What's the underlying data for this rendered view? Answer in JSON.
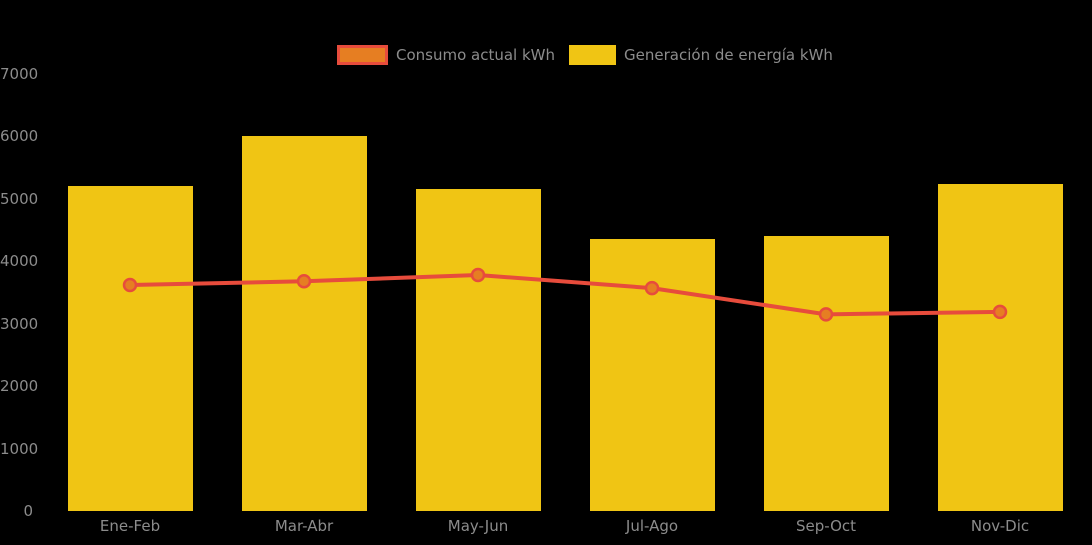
{
  "chart_data": {
    "type": "combo",
    "categories": [
      "Ene-Feb",
      "Mar-Abr",
      "May-Jun",
      "Jul-Ago",
      "Sep-Oct",
      "Nov-Dic"
    ],
    "series": [
      {
        "name": "Consumo actual kWh",
        "type": "line",
        "color": "#E74C3C",
        "marker_fill": "#E67E22",
        "values": [
          3620,
          3680,
          3780,
          3570,
          3150,
          3190
        ]
      },
      {
        "name": "Generación de energía kWh",
        "type": "bar",
        "color": "#F0C514",
        "values": [
          5200,
          6000,
          5150,
          4360,
          4400,
          5240
        ]
      }
    ],
    "title": "",
    "xlabel": "",
    "ylabel": "",
    "ylim": [
      0,
      7000
    ],
    "yticks": [
      0,
      1000,
      2000,
      3000,
      4000,
      5000,
      6000,
      7000
    ],
    "grid": false,
    "legend_position": "top",
    "background_color": "#000000",
    "text_color": "#8C8C8C"
  }
}
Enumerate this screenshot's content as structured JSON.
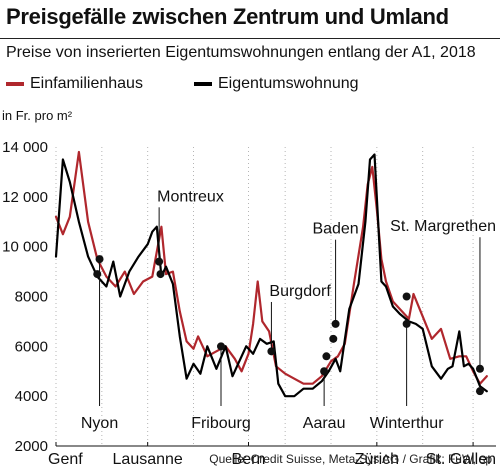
{
  "header": {
    "title": "Preisgefälle zwischen Zentrum und Umland",
    "subtitle": "Preise von inserierten Eigentumswohnungen entlang der A1, 2018"
  },
  "footer": {
    "source": "Quelle: Credit Suisse, Meta-Sys AG / Grafik: FuW, sp"
  },
  "colors": {
    "einfamilienhaus": "#b0272d",
    "eigentumswohnung": "#000000",
    "grid": "#b5b5b5"
  },
  "chart_data": {
    "type": "line",
    "title": "Preisgefälle zwischen Zentrum und Umland",
    "subtitle": "Preise von inserierten Eigentumswohnungen entlang der A1, 2018",
    "ylabel": "in Fr. pro m²",
    "ylim": [
      2000,
      14000
    ],
    "yticks": [
      2000,
      4000,
      6000,
      8000,
      10000,
      12000,
      14000
    ],
    "ytick_labels": [
      "2000",
      "4000",
      "6000",
      "8000",
      "10 000",
      "12 000",
      "14 000"
    ],
    "grid": "vertical dotted",
    "legend": "top",
    "x_ticks": [
      {
        "x": 0,
        "label": "Genf"
      },
      {
        "x": 20,
        "label": "Lausanne"
      },
      {
        "x": 42,
        "label": "Bern"
      },
      {
        "x": 70,
        "label": "Zürich"
      },
      {
        "x": 91,
        "label": "St. Gallen"
      }
    ],
    "xlim": [
      0,
      96
    ],
    "series": [
      {
        "name": "Einfamilienhaus",
        "color": "#b0272d",
        "points": [
          [
            0,
            11200
          ],
          [
            1.5,
            10500
          ],
          [
            3,
            11200
          ],
          [
            5,
            13800
          ],
          [
            7,
            11000
          ],
          [
            9,
            9500
          ],
          [
            11,
            8800
          ],
          [
            13,
            8400
          ],
          [
            15,
            9000
          ],
          [
            17,
            8100
          ],
          [
            19,
            8600
          ],
          [
            21,
            8800
          ],
          [
            22,
            9800
          ],
          [
            23,
            10800
          ],
          [
            24,
            8900
          ],
          [
            25.5,
            9000
          ],
          [
            27,
            7400
          ],
          [
            28.5,
            6200
          ],
          [
            30,
            5900
          ],
          [
            31,
            6400
          ],
          [
            33,
            5600
          ],
          [
            35,
            5800
          ],
          [
            37,
            6000
          ],
          [
            39,
            5500
          ],
          [
            40.5,
            5000
          ],
          [
            42,
            5700
          ],
          [
            43,
            6900
          ],
          [
            44,
            8600
          ],
          [
            45,
            7000
          ],
          [
            46.5,
            6600
          ],
          [
            48,
            5200
          ],
          [
            50,
            4900
          ],
          [
            52,
            4700
          ],
          [
            54,
            4500
          ],
          [
            56,
            4500
          ],
          [
            58,
            4800
          ],
          [
            60,
            5400
          ],
          [
            61.5,
            5600
          ],
          [
            63,
            6100
          ],
          [
            65,
            8500
          ],
          [
            67,
            10800
          ],
          [
            68,
            12500
          ],
          [
            69,
            13200
          ],
          [
            70,
            11500
          ],
          [
            71,
            9500
          ],
          [
            72,
            8600
          ],
          [
            73.5,
            7800
          ],
          [
            75,
            7500
          ],
          [
            77,
            7100
          ],
          [
            78,
            8100
          ],
          [
            80,
            7200
          ],
          [
            82,
            6300
          ],
          [
            84,
            6700
          ],
          [
            86,
            5500
          ],
          [
            88,
            5600
          ],
          [
            89.5,
            5600
          ],
          [
            91,
            5000
          ],
          [
            92.5,
            4500
          ],
          [
            94,
            4800
          ]
        ]
      },
      {
        "name": "Eigentumswohnung",
        "color": "#000000",
        "points": [
          [
            0,
            9600
          ],
          [
            1.5,
            13500
          ],
          [
            3,
            12600
          ],
          [
            5,
            11000
          ],
          [
            7,
            9600
          ],
          [
            9,
            8800
          ],
          [
            11,
            8400
          ],
          [
            12.5,
            9400
          ],
          [
            14,
            8000
          ],
          [
            16,
            9000
          ],
          [
            18,
            9600
          ],
          [
            20,
            10100
          ],
          [
            21,
            10600
          ],
          [
            22,
            10800
          ],
          [
            23,
            8800
          ],
          [
            24,
            9200
          ],
          [
            25.5,
            8500
          ],
          [
            27,
            6400
          ],
          [
            28.5,
            4700
          ],
          [
            30,
            5300
          ],
          [
            31.5,
            4900
          ],
          [
            33,
            6000
          ],
          [
            35,
            5100
          ],
          [
            37,
            6000
          ],
          [
            38.5,
            4800
          ],
          [
            40,
            5400
          ],
          [
            41.5,
            6000
          ],
          [
            43,
            5700
          ],
          [
            44.5,
            6300
          ],
          [
            46,
            6100
          ],
          [
            47.5,
            6200
          ],
          [
            48.5,
            4500
          ],
          [
            50,
            4000
          ],
          [
            52,
            4000
          ],
          [
            54,
            4300
          ],
          [
            56,
            4300
          ],
          [
            58,
            4600
          ],
          [
            59.5,
            5000
          ],
          [
            61,
            5500
          ],
          [
            62,
            5000
          ],
          [
            64,
            7500
          ],
          [
            66,
            8500
          ],
          [
            67.5,
            11000
          ],
          [
            68.5,
            13500
          ],
          [
            69.5,
            13700
          ],
          [
            71,
            8600
          ],
          [
            72,
            8400
          ],
          [
            73.5,
            7600
          ],
          [
            75,
            7300
          ],
          [
            77,
            7000
          ],
          [
            78.5,
            6900
          ],
          [
            80,
            6700
          ],
          [
            82,
            5200
          ],
          [
            84,
            4700
          ],
          [
            85.5,
            5100
          ],
          [
            86.5,
            5200
          ],
          [
            88,
            6600
          ],
          [
            89,
            5200
          ],
          [
            90,
            5300
          ],
          [
            91,
            5100
          ],
          [
            92.5,
            4400
          ],
          [
            94,
            4200
          ]
        ]
      }
    ],
    "markers": [
      {
        "x": 9.5,
        "y": 9500,
        "label": "Nyon",
        "label_pos": "below"
      },
      {
        "x": 9,
        "y": 8900,
        "label": "",
        "label_pos": "none"
      },
      {
        "x": 22.5,
        "y": 9400,
        "label": "Montreux",
        "label_pos": "above"
      },
      {
        "x": 22.8,
        "y": 8900,
        "label": "",
        "label_pos": "none"
      },
      {
        "x": 36,
        "y": 6000,
        "label": "Fribourg",
        "label_pos": "below"
      },
      {
        "x": 47,
        "y": 5800,
        "label": "Burgdorf",
        "label_pos": "above"
      },
      {
        "x": 58.5,
        "y": 5000,
        "label": "Aarau",
        "label_pos": "below"
      },
      {
        "x": 59,
        "y": 5600,
        "label": "",
        "label_pos": "none"
      },
      {
        "x": 60.5,
        "y": 6300,
        "label": "",
        "label_pos": "none"
      },
      {
        "x": 61,
        "y": 6900,
        "label": "Baden",
        "label_pos": "above"
      },
      {
        "x": 76.5,
        "y": 8000,
        "label": "",
        "label_pos": "none"
      },
      {
        "x": 76.5,
        "y": 6900,
        "label": "Winterthur",
        "label_pos": "below"
      },
      {
        "x": 92.5,
        "y": 5100,
        "label": "St. Margrethen",
        "label_pos": "above"
      },
      {
        "x": 92.5,
        "y": 4200,
        "label": "",
        "label_pos": "none"
      }
    ]
  }
}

### TASK REQUIREMENTS:
Which lines above contain "this"? Show each of them.

### WRITTEN RESPONSE:
What's the underlying data for this rendered view? Answer in JSON.
Enumerate this screenshot's content as structured JSON.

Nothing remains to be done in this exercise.